_STATED GOAL_. An exact copy of all the data is required, with pictures left out.

_SUPPLIED DATA_.
————————

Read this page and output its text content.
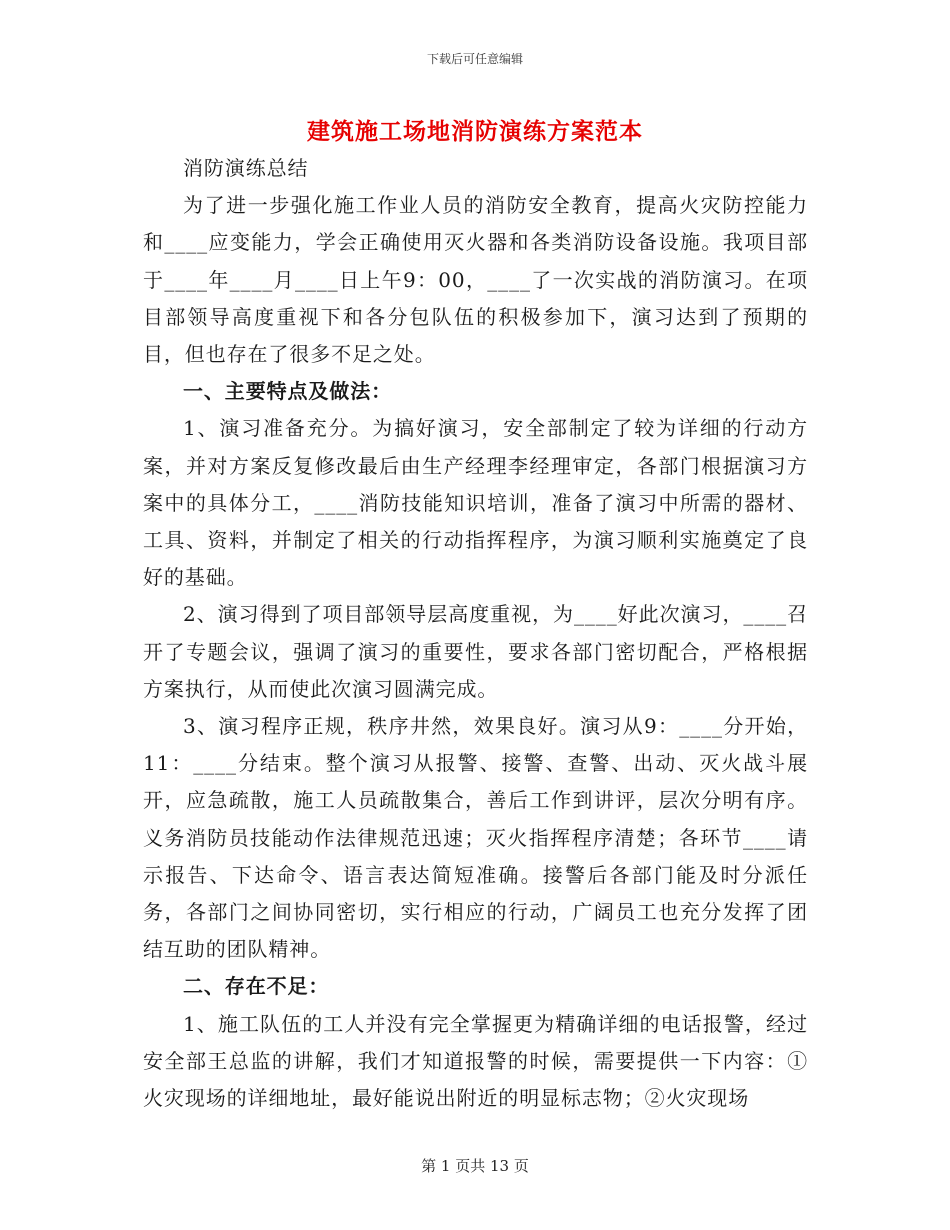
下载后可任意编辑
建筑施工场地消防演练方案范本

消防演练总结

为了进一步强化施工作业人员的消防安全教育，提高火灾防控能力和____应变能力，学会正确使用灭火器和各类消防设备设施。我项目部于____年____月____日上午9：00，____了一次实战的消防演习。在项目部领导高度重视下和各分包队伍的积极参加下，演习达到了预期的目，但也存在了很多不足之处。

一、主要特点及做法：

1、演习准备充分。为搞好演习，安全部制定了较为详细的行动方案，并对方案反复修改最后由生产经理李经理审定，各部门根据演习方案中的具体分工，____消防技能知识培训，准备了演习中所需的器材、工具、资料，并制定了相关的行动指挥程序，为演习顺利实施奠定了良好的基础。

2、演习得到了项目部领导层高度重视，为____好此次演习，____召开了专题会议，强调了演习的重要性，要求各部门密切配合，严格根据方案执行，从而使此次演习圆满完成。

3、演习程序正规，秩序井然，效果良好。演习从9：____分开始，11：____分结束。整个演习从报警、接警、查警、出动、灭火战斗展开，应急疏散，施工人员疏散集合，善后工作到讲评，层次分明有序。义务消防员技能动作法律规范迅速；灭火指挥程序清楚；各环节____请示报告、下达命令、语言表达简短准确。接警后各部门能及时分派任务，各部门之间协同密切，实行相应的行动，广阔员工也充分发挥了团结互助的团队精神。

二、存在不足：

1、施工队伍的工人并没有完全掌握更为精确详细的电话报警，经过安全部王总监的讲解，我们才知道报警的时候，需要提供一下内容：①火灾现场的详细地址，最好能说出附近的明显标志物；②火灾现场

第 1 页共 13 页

————————

_FINAL RESULT_.
Read this page and output its text content.
下载后可任意编辑
建筑施工场地消防演练方案范本

消防演练总结

为了进一步强化施工作业人员的消防安全教育，提高火灾防控能力和____应变能力，学会正确使用灭火器和各类消防设备设施。我项目部于____年____月____日上午9：00，____了一次实战的消防演习。在项目部领导高度重视下和各分包队伍的积极参加下，演习达到了预期的目，但也存在了很多不足之处。

一、主要特点及做法：

1、演习准备充分。为搞好演习，安全部制定了较为详细的行动方案，并对方案反复修改最后由生产经理李经理审定，各部门根据演习方案中的具体分工，____消防技能知识培训，准备了演习中所需的器材、工具、资料，并制定了相关的行动指挥程序，为演习顺利实施奠定了良好的基础。

2、演习得到了项目部领导层高度重视，为____好此次演习，____召开了专题会议，强调了演习的重要性，要求各部门密切配合，严格根据方案执行，从而使此次演习圆满完成。

3、演习程序正规，秩序井然，效果良好。演习从9：____分开始，11：____分结束。整个演习从报警、接警、查警、出动、灭火战斗展开，应急疏散，施工人员疏散集合，善后工作到讲评，层次分明有序。义务消防员技能动作法律规范迅速；灭火指挥程序清楚；各环节____请示报告、下达命令、语言表达简短准确。接警后各部门能及时分派任务，各部门之间协同密切，实行相应的行动，广阔员工也充分发挥了团结互助的团队精神。

二、存在不足：

1、施工队伍的工人并没有完全掌握更为精确详细的电话报警，经过安全部王总监的讲解，我们才知道报警的时候，需要提供一下内容：①火灾现场的详细地址，最好能说出附近的明显标志物；②火灾现场

第 1 页共 13 页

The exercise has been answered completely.